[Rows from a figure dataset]
--
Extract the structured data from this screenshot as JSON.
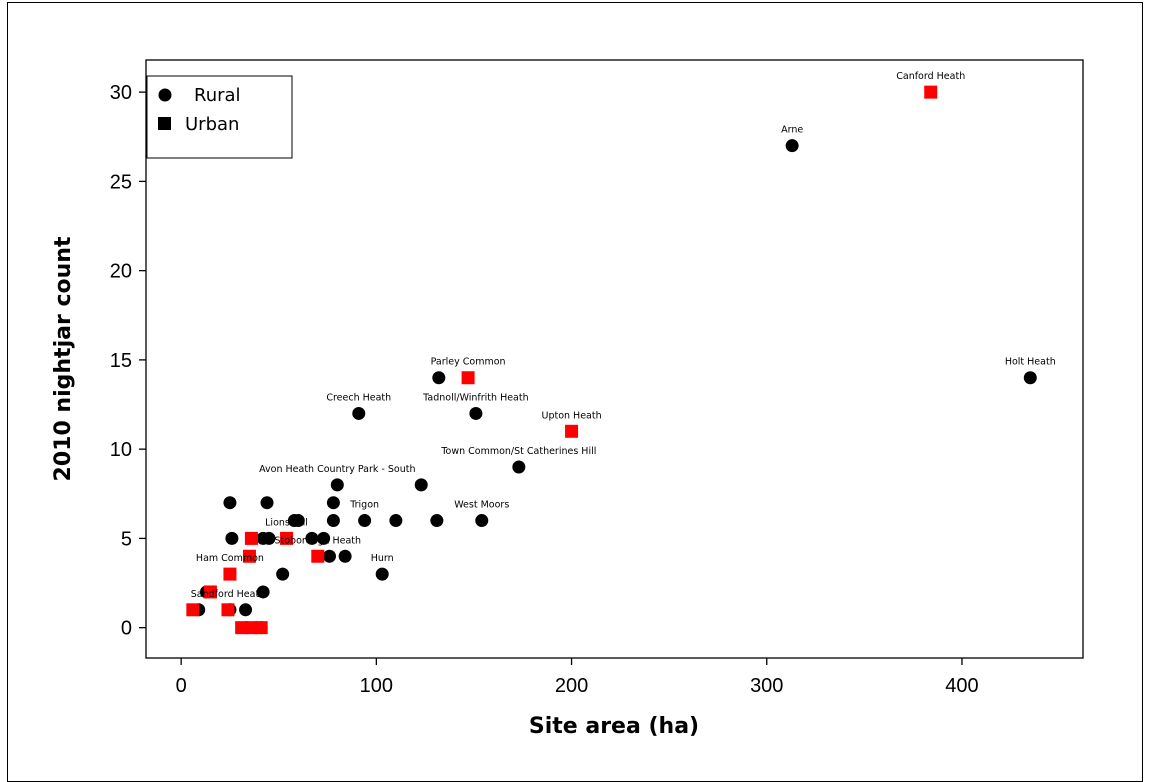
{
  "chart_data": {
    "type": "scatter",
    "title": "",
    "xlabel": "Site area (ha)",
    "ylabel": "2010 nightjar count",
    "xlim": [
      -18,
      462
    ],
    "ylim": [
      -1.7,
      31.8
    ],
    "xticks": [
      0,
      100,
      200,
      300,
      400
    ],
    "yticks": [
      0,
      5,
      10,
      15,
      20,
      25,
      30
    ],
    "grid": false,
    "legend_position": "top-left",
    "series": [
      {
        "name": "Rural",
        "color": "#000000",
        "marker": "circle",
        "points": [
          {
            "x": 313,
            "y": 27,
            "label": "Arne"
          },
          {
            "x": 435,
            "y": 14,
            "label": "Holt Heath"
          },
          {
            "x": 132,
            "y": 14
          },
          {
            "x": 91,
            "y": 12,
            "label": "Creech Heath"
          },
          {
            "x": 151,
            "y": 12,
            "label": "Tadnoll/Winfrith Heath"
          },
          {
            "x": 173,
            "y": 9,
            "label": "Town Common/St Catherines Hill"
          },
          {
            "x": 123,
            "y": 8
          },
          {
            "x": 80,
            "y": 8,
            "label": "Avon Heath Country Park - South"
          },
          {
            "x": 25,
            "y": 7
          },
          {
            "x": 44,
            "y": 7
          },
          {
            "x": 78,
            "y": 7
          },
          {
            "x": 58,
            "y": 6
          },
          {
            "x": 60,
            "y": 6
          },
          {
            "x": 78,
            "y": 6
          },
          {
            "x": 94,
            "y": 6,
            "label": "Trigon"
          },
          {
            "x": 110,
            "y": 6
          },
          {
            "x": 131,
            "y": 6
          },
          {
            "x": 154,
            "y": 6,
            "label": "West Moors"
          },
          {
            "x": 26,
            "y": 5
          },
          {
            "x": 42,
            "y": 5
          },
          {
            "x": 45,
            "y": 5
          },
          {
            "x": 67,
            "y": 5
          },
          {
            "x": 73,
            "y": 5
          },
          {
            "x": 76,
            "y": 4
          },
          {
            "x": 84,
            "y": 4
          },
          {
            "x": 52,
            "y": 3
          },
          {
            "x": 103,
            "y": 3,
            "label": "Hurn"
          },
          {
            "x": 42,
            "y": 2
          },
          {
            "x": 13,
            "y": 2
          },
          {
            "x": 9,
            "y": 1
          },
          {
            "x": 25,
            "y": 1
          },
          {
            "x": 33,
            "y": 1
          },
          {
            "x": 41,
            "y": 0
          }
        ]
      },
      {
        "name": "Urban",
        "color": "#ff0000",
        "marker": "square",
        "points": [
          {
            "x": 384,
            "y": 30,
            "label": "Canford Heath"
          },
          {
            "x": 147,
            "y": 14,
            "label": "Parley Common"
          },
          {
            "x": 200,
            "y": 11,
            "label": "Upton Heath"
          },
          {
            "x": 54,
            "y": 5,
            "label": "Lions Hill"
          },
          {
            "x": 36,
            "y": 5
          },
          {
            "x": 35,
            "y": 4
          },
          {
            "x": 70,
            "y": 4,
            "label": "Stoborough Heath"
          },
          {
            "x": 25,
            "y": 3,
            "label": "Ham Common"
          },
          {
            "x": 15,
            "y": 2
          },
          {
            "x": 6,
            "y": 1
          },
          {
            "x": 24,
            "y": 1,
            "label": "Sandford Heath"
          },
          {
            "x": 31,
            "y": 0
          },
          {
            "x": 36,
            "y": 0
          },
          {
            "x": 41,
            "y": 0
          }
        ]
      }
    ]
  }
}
--
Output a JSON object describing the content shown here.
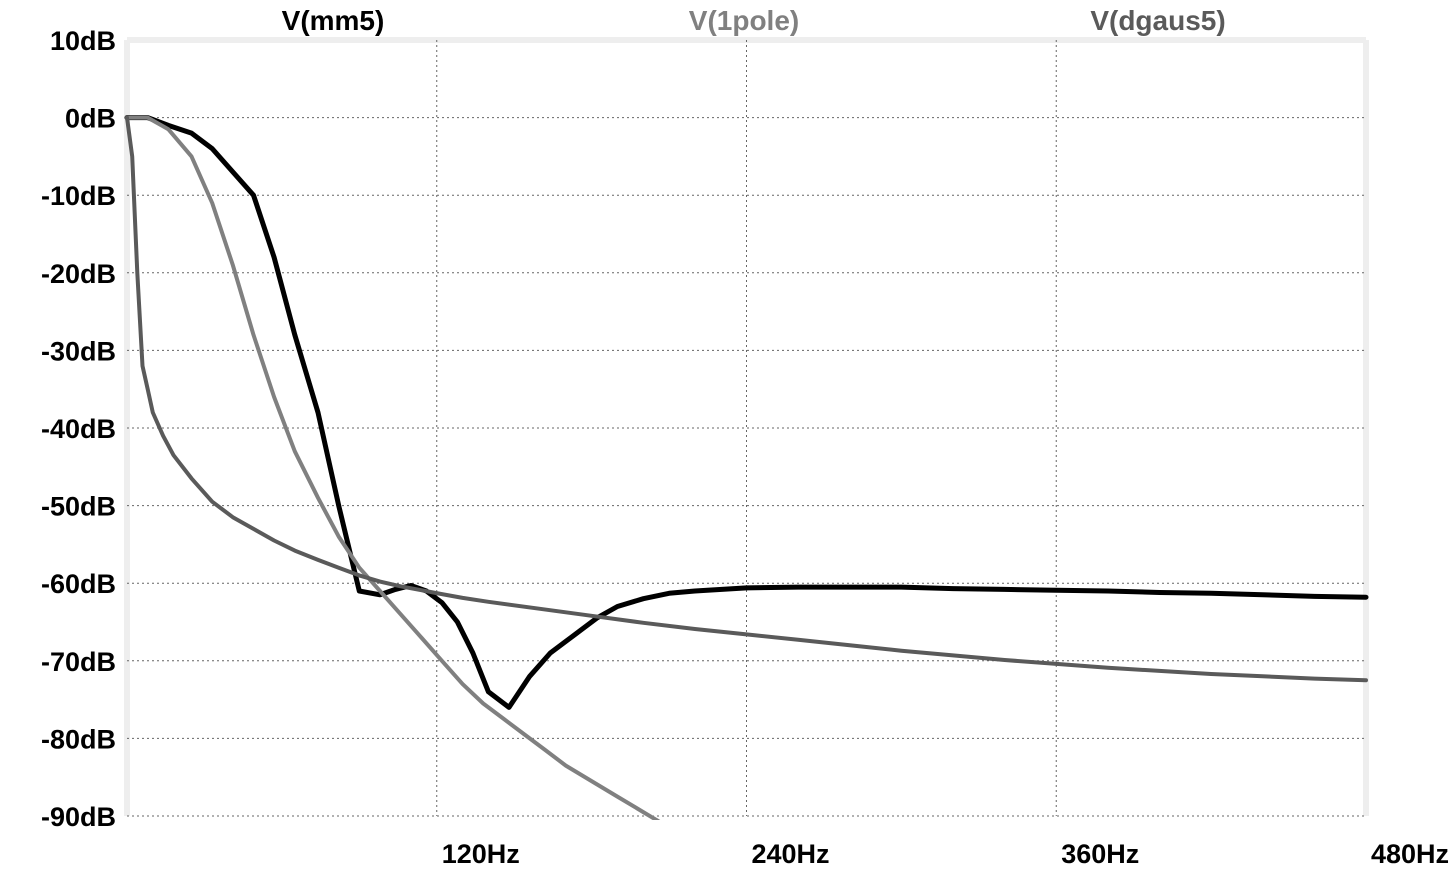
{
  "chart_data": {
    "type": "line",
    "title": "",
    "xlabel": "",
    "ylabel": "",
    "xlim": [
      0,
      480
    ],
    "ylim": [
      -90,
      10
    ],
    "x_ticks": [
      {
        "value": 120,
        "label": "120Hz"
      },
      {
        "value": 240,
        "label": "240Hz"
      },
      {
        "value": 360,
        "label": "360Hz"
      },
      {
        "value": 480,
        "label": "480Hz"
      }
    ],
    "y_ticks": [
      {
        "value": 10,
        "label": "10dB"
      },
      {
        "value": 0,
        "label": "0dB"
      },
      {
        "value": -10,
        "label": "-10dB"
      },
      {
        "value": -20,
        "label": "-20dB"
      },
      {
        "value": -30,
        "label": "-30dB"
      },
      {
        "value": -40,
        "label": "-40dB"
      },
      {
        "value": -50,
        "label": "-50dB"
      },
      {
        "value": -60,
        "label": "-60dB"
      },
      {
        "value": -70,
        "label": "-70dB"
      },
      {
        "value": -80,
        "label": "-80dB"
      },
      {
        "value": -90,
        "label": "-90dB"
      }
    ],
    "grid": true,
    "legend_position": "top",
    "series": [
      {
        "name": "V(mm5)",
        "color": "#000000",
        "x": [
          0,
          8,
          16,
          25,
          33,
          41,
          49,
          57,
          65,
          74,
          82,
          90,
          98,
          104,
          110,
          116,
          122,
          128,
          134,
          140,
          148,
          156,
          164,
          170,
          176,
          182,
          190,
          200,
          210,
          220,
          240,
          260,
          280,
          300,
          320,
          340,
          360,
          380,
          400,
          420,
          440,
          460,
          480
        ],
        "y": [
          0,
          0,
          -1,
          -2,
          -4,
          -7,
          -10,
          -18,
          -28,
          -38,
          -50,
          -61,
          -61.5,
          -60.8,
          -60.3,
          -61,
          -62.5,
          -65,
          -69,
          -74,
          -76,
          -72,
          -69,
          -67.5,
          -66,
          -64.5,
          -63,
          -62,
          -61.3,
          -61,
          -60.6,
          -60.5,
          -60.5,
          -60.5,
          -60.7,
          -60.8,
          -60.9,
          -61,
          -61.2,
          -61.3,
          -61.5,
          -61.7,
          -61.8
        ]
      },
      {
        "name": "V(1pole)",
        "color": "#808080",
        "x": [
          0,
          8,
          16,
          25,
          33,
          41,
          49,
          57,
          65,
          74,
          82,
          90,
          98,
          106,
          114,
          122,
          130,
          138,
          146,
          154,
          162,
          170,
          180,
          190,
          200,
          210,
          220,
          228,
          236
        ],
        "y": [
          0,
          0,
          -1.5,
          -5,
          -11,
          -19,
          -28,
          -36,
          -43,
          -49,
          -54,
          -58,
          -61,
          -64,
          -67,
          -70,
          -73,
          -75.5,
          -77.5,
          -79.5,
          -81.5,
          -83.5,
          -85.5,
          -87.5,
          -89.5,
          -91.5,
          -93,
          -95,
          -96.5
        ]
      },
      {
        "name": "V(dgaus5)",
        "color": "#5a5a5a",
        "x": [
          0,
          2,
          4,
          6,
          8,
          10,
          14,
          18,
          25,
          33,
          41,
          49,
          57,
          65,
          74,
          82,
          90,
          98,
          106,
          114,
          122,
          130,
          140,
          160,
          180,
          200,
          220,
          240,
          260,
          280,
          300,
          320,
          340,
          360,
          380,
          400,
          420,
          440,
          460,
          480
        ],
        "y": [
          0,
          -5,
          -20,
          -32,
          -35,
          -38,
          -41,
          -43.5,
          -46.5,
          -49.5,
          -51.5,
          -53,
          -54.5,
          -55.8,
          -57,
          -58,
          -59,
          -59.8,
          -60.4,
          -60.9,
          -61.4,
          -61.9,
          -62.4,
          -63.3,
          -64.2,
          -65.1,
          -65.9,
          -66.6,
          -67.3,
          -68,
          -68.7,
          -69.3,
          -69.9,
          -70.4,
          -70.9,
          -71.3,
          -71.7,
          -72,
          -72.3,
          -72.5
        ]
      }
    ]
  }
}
--
Find each line holding the string "name" and copy it out.

- CORRECT OUTPUT
        "name": "Rural",
        "name": "Urban",
        "name": "V(mm5)",
        "name": "V(1pole)",
        "name": "V(dgaus5)",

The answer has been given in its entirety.